_What you need to do_
Answer these questions from the text on Composite EntityViews below:
(a) What does the master view represent?
(b) Which child view would not be returned for a digital product order?
(c) When might an individual child view need to be called on its own?

_Document extract_
-------------------------
Composite EntityViews
To understand a Composite EntityView, consider a page in the user interface (for example, the page where the business user views an order).
The Order page is further broken up into sections (details, shipments, payments, entitlements, and so on). The Composite EntityView represents how that page is organized and what actions are available so that the user interface can simply render the view to form a usable, extensible page without having any custom logic.
A Composite EntityView includes a master view and child views.
The master view represents the overall page itself. It normally does not contain properties, but could. The master view contains a list of child views that each represent a section of the user interface. It also contains a list of actions that can be executed against the entity. An example of a child view is the Details section of a page. For example, on an Order page, the child view is the section that presents the order confirmation identifier, the date, and so on.
The view represents what should be displayed in the section, so it can be extended by plugins to display additional information. Properties can vary based on some aspect of the entity, such as the type of order. It is also possible to display some properties to some users and not to others; this is a form of security trimming.
If an Order does not need to have a section, the Composite EntityView for that page does not return that section. For example, a digital product order would not have a shipments child view returned.
The view also provides an extensibility point, so you can deploy a plugin that ties into the pipelines and returns additional child views, or augments existing views with new properties.
Using the master view allows the entire web page to be returned in one call, promoting efficiency. It is also possible to call an individual child view separately. This might be required, for example, when the user wants to refresh a single section without rebuilding the entire page.
-------------------------
_Given records_
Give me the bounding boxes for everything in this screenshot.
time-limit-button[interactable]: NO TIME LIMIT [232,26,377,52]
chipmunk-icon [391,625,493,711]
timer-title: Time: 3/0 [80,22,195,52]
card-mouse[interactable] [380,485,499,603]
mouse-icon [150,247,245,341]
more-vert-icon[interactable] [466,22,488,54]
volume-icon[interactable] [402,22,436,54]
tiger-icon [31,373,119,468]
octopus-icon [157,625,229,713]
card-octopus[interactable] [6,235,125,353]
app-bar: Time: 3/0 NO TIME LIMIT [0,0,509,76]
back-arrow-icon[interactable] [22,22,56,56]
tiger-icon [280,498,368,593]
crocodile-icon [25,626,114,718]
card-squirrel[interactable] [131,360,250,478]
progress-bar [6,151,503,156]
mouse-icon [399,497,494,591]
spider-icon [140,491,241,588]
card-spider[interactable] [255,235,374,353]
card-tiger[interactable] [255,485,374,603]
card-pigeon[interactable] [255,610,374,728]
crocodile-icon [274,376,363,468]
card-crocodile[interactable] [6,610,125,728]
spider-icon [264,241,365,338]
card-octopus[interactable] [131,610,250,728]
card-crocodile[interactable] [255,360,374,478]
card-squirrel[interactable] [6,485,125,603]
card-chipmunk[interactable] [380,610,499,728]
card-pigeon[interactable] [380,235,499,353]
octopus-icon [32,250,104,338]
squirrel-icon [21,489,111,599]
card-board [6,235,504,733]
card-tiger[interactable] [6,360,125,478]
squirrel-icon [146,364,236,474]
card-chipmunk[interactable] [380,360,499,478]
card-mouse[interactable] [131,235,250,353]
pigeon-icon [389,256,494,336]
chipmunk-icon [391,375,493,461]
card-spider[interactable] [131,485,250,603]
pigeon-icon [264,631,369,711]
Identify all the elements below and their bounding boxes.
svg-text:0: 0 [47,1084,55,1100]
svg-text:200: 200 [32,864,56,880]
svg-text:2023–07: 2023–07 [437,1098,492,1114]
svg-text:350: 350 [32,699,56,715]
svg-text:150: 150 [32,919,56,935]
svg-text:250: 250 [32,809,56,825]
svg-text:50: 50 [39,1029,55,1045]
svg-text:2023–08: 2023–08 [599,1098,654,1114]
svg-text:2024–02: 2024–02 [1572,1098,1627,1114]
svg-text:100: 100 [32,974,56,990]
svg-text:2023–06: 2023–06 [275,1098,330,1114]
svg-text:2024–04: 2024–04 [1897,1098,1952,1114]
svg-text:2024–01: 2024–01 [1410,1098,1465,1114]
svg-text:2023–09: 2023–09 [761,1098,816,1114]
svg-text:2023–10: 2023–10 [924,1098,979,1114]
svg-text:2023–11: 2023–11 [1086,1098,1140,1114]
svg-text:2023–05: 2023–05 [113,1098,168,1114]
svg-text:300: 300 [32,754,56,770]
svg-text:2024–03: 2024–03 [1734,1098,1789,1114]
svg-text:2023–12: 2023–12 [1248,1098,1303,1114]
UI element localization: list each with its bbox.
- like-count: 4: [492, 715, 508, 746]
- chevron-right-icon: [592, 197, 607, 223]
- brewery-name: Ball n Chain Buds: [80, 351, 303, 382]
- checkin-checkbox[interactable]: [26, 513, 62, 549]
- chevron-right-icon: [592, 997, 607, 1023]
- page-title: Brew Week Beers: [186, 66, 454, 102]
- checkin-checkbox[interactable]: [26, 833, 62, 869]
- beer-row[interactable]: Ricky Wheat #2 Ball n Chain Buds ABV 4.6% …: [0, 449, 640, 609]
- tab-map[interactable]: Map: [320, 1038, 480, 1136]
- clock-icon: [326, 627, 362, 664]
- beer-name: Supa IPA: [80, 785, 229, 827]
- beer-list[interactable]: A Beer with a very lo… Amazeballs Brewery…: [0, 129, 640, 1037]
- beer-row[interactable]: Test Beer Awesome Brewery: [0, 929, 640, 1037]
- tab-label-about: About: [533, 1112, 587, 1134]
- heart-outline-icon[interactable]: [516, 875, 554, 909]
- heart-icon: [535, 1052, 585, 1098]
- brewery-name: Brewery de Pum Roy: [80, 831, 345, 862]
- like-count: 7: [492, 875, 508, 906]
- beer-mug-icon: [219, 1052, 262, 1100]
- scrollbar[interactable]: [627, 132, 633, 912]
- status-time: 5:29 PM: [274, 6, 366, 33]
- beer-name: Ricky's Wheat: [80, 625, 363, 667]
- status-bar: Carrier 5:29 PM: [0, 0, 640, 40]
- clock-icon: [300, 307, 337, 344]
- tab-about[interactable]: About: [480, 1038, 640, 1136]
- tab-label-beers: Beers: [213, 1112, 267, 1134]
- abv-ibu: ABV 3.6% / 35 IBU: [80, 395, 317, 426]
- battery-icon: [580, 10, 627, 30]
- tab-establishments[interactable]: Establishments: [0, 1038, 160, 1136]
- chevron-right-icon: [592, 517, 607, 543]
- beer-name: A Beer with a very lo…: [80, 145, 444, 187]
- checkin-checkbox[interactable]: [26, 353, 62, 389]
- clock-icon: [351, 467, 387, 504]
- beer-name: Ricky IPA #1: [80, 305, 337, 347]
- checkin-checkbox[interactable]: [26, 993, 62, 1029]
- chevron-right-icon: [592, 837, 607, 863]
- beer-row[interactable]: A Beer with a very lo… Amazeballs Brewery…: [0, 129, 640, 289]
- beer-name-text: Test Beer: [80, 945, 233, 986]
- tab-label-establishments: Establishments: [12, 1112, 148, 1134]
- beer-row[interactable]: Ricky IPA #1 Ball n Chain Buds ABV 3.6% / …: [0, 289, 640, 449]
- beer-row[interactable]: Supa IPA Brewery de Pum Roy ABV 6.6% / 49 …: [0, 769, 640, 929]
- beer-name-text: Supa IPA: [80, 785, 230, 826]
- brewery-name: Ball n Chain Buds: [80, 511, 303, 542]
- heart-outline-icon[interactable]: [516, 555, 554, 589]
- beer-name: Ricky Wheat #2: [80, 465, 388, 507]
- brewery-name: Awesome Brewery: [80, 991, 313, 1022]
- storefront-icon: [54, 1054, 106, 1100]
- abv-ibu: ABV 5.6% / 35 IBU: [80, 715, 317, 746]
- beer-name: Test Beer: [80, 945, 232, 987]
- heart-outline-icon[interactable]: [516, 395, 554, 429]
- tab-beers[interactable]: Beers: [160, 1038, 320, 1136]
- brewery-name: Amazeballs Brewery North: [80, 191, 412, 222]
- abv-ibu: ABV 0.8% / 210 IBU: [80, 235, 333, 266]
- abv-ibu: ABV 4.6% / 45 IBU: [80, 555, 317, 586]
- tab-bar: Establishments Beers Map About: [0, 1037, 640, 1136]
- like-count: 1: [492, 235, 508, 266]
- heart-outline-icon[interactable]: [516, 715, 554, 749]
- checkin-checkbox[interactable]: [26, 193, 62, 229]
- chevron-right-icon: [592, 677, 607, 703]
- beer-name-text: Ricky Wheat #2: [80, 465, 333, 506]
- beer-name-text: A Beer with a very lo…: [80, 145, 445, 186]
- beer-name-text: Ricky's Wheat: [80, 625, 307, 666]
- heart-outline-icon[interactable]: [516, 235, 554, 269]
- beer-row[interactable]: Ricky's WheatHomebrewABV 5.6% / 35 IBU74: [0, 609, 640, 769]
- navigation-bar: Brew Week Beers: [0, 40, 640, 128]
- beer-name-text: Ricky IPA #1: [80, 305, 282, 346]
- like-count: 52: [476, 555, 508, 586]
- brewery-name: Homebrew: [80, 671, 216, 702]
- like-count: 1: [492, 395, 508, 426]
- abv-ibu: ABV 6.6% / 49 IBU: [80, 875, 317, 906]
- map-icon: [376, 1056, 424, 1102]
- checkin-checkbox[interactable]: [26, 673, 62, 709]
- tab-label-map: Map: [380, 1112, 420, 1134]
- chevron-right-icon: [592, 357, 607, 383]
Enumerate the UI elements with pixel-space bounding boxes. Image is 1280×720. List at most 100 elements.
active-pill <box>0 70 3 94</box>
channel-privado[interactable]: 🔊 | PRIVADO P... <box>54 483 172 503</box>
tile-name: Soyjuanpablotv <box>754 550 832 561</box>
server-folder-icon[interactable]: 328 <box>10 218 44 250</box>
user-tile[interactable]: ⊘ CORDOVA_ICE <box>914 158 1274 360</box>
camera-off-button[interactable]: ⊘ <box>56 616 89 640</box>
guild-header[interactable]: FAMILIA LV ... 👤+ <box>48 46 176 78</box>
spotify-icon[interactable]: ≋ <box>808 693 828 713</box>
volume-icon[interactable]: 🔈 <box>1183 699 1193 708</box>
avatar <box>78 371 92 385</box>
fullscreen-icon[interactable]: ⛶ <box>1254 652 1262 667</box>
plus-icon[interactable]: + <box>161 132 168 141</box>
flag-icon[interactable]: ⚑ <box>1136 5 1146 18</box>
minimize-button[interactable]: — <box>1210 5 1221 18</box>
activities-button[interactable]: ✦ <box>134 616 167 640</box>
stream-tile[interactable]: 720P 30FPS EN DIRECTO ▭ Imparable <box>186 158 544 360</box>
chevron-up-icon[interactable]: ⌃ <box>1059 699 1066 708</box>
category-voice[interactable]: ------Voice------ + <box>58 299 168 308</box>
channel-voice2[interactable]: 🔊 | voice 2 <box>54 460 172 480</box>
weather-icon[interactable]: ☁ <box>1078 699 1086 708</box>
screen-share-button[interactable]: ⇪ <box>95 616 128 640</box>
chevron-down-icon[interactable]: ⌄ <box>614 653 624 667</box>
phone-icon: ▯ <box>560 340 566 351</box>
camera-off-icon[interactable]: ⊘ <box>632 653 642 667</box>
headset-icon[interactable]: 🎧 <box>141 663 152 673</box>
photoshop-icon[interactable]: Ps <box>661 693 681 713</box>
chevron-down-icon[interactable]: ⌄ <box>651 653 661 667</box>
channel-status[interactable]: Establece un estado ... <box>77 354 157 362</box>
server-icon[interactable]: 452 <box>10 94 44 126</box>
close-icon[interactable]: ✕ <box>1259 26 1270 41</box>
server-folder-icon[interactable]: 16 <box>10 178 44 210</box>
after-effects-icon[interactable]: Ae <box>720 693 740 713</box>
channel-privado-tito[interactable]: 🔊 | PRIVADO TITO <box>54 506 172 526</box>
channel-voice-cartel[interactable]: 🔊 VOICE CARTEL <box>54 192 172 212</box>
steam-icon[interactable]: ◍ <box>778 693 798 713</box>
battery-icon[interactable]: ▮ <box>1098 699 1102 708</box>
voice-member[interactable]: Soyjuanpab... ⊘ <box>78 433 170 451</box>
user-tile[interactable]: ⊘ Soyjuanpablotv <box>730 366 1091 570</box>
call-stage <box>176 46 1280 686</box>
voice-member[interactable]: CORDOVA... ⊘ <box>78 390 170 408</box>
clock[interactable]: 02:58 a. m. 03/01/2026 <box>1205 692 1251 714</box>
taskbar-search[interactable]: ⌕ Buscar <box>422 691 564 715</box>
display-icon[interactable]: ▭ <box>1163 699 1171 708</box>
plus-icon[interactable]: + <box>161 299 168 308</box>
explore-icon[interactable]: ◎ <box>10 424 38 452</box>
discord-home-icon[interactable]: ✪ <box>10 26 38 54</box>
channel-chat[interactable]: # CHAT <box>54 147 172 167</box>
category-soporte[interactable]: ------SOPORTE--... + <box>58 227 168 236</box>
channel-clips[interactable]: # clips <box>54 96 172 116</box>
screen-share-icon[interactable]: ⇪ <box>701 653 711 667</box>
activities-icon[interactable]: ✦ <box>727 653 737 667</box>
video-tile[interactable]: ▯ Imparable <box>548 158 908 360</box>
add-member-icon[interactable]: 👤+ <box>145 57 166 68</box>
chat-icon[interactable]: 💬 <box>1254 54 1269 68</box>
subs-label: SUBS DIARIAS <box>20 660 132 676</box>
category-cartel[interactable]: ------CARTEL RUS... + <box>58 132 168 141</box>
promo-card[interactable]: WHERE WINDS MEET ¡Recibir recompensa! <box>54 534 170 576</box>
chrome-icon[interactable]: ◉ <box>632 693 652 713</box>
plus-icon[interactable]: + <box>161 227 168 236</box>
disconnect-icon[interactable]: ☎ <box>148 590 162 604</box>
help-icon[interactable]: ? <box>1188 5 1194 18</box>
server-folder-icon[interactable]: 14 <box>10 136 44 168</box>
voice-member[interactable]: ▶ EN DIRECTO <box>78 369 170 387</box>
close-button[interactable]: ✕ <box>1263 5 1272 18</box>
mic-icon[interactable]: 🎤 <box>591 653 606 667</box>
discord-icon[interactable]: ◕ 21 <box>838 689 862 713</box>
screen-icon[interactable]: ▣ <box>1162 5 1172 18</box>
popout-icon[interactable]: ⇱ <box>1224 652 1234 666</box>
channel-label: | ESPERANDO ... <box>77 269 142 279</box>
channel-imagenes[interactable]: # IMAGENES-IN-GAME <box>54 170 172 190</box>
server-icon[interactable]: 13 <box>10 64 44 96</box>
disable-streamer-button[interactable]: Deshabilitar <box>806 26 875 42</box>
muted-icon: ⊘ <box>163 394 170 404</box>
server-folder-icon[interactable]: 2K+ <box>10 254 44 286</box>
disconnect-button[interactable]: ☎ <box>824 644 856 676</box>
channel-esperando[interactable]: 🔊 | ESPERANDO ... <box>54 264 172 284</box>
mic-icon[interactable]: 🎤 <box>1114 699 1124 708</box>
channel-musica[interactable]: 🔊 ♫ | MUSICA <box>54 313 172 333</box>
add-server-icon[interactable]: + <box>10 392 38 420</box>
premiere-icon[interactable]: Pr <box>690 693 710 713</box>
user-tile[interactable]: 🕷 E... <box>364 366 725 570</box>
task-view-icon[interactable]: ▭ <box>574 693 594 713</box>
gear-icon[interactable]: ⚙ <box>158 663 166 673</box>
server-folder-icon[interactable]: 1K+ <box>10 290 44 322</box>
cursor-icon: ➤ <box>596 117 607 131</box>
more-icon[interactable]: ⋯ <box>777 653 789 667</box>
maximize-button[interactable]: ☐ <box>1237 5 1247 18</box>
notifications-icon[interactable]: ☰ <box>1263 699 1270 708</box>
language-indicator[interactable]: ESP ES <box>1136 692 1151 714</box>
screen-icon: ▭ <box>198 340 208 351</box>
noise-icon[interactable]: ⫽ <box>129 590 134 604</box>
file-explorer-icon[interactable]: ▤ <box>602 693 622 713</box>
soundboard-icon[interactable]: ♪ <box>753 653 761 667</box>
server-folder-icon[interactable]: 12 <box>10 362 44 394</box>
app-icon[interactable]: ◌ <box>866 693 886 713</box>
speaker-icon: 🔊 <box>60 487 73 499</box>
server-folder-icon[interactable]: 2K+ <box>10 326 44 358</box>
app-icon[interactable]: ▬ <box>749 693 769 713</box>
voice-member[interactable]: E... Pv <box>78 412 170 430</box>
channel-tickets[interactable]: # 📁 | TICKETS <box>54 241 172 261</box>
-------------------------
_Exercise solution_
(a) The overall page itself.
(b) The shipments child view.
(c) When the user wants to refresh a single section without rebuilding the entire page.